What is expected: Format every line of the records below as a JSON list of strings, one string per line, leaving out blank lines.

** start of Records for this exercise **

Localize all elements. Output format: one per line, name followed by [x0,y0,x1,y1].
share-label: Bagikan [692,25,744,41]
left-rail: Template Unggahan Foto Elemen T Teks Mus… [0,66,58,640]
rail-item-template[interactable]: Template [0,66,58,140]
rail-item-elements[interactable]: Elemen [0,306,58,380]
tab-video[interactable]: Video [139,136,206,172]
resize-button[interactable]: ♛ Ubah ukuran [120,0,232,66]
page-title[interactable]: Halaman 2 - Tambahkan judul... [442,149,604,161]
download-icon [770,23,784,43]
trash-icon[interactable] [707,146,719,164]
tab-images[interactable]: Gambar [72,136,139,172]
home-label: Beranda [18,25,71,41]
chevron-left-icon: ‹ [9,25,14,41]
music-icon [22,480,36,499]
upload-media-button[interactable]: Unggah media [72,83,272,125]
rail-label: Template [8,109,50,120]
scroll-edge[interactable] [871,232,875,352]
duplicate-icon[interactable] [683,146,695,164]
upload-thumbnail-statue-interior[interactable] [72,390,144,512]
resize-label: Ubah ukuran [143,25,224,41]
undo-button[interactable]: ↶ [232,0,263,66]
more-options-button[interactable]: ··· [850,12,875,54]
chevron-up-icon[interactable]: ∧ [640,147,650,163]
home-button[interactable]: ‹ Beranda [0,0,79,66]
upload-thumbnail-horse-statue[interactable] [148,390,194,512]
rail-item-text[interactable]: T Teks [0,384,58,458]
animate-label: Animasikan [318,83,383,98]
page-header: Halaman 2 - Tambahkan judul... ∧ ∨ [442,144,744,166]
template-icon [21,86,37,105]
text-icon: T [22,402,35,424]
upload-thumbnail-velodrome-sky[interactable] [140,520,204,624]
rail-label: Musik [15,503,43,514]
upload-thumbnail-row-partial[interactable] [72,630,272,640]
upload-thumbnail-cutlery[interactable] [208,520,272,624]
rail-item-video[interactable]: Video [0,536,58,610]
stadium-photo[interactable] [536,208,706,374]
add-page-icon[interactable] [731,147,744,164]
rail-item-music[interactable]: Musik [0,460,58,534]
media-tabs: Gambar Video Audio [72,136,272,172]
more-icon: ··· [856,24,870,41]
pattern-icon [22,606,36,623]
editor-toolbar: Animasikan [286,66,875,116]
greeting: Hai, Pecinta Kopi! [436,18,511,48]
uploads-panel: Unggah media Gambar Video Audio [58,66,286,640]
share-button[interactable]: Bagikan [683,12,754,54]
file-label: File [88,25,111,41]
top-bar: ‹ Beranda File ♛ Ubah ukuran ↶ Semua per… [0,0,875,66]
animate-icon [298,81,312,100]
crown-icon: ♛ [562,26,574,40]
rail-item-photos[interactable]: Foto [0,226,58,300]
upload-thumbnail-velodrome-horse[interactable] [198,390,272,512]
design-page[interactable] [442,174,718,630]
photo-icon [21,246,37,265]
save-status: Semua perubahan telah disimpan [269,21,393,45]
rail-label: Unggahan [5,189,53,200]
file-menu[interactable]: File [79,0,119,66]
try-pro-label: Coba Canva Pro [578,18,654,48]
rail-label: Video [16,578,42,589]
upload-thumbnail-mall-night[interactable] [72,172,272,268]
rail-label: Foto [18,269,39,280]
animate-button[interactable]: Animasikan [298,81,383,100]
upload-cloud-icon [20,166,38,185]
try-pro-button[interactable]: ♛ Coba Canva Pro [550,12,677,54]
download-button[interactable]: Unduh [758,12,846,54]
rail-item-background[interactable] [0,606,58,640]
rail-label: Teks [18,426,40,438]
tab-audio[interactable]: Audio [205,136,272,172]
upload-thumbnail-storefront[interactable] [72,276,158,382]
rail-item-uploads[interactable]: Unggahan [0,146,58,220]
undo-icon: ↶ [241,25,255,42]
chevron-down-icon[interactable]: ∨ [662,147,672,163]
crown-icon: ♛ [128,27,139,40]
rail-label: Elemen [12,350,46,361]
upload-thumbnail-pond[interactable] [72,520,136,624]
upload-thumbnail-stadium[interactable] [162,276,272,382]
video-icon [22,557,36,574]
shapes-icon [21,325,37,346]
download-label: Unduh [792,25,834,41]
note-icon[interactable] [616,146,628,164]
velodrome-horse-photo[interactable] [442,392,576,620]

** end of Records for this exercise **

Response to this task:
[
  "Localize all elements. Output format: one per line, name followed by [x0,y0,x1,y1].",
  "share-label: Bagikan [692,25,744,41]",
  "left-rail: Template Unggahan Foto Elemen T Teks Mus… [0,66,58,640]",
  "rail-item-template[interactable]: Template [0,66,58,140]",
  "rail-item-elements[interactable]: Elemen [0,306,58,380]",
  "tab-video[interactable]: Video [139,136,206,172]",
  "resize-button[interactable]: ♛ Ubah ukuran [120,0,232,66]",
  "page-title[interactable]: Halaman 2 - Tambahkan judul... [442,149,604,161]",
  "download-icon [770,23,784,43]",
  "trash-icon[interactable] [707,146,719,164]",
  "tab-images[interactable]: Gambar [72,136,139,172]",
  "home-label: Beranda [18,25,71,41]",
  "chevron-left-icon: ‹ [9,25,14,41]",
  "music-icon [22,480,36,499]",
  "upload-media-button[interactable]: Unggah media [72,83,272,125]",
  "rail-label: Template [8,109,50,120]",
  "scroll-edge[interactable] [871,232,875,352]",
  "duplicate-icon[interactable] [683,146,695,164]",
  "upload-thumbnail-statue-interior[interactable] [72,390,144,512]",
  "resize-label: Ubah ukuran [143,25,224,41]",
  "undo-button[interactable]: ↶ [232,0,263,66]",
  "more-options-button[interactable]: ··· [850,12,875,54]",
  "chevron-up-icon[interactable]: ∧ [640,147,650,163]",
  "home-button[interactable]: ‹ Beranda [0,0,79,66]",
  "upload-thumbnail-horse-statue[interactable] [148,390,194,512]",
  "rail-item-text[interactable]: T Teks [0,384,58,458]",
  "animate-label: Animasikan [318,83,383,98]",
  "page-header: Halaman 2 - Tambahkan judul... ∧ ∨ [442,144,744,166]",
  "template-icon [21,86,37,105]",
  "text-icon: T [22,402,35,424]",
  "upload-thumbnail-velodrome-sky[interactable] [140,520,204,624]",
  "rail-label: Musik [15,503,43,514]",
  "upload-thumbnail-row-partial[interactable] [72,630,272,640]",
  "upload-thumbnail-cutlery[interactable] [208,520,272,624]",
  "rail-item-video[interactable]: Video [0,536,58,610]",
  "stadium-photo[interactable] [536,208,706,374]",
  "add-page-icon[interactable] [731,147,744,164]",
  "rail-item-music[interactable]: Musik [0,460,58,534]",
  "media-tabs: Gambar Video Audio [72,136,272,172]",
  "more-icon: ··· [856,24,870,41]",
  "pattern-icon [22,606,36,623]",
  "editor-toolbar: Animasikan [286,66,875,116]",
  "greeting: Hai, Pecinta Kopi! [436,18,511,48]",
  "uploads-panel: Unggah media Gambar Video Audio [58,66,286,640]",
  "share-button[interactable]: Bagikan [683,12,754,54]",
  "file-label: File [88,25,111,41]",
  "top-bar: ‹ Beranda File ♛ Ubah ukuran ↶ Semua per… [0,0,875,66]",
  "animate-icon [298,81,312,100]",
  "crown-icon: ♛ [562,26,574,40]",
  "rail-item-photos[interactable]: Foto [0,226,58,300]",
  "upload-thumbnail-velodrome-horse[interactable] [198,390,272,512]",
  "design-page[interactable] [442,174,718,630]",
  "photo-icon [21,246,37,265]",
  "save-status: Semua perubahan telah disimpan [269,21,393,45]",
  "rail-label: Unggahan [5,189,53,200]",
  "file-menu[interactable]: File [79,0,119,66]",
  "try-pro-label: Coba Canva Pro [578,18,654,48]",
  "rail-label: Video [16,578,42,589]",
  "upload-thumbnail-mall-night[interactable] [72,172,272,268]",
  "rail-label: Foto [18,269,39,280]",
  "animate-button[interactable]: Animasikan [298,81,383,100]",
  "upload-cloud-icon [20,166,38,185]",
  "try-pro-button[interactable]: ♛ Coba Canva Pro [550,12,677,54]",
  "download-button[interactable]: Unduh [758,12,846,54]",
  "rail-item-background[interactable] [0,606,58,640]",
  "rail-label: Teks [18,426,40,438]",
  "tab-audio[interactable]: Audio [205,136,272,172]",
  "upload-thumbnail-storefront[interactable] [72,276,158,382]",
  "rail-item-uploads[interactable]: Unggahan [0,146,58,220]",
  "undo-icon: ↶ [241,25,255,42]",
  "chevron-down-icon[interactable]: ∨ [662,147,672,163]",
  "crown-icon: ♛ [128,27,139,40]",
  "rail-label: Elemen [12,350,46,361]",
  "upload-thumbnail-pond[interactable] [72,520,136,624]",
  "upload-thumbnail-stadium[interactable] [162,276,272,382]",
  "video-icon [22,557,36,574]",
  "shapes-icon [21,325,37,346]",
  "download-label: Unduh [792,25,834,41]",
  "note-icon[interactable] [616,146,628,164]",
  "velodrome-horse-photo[interactable] [442,392,576,620]"
]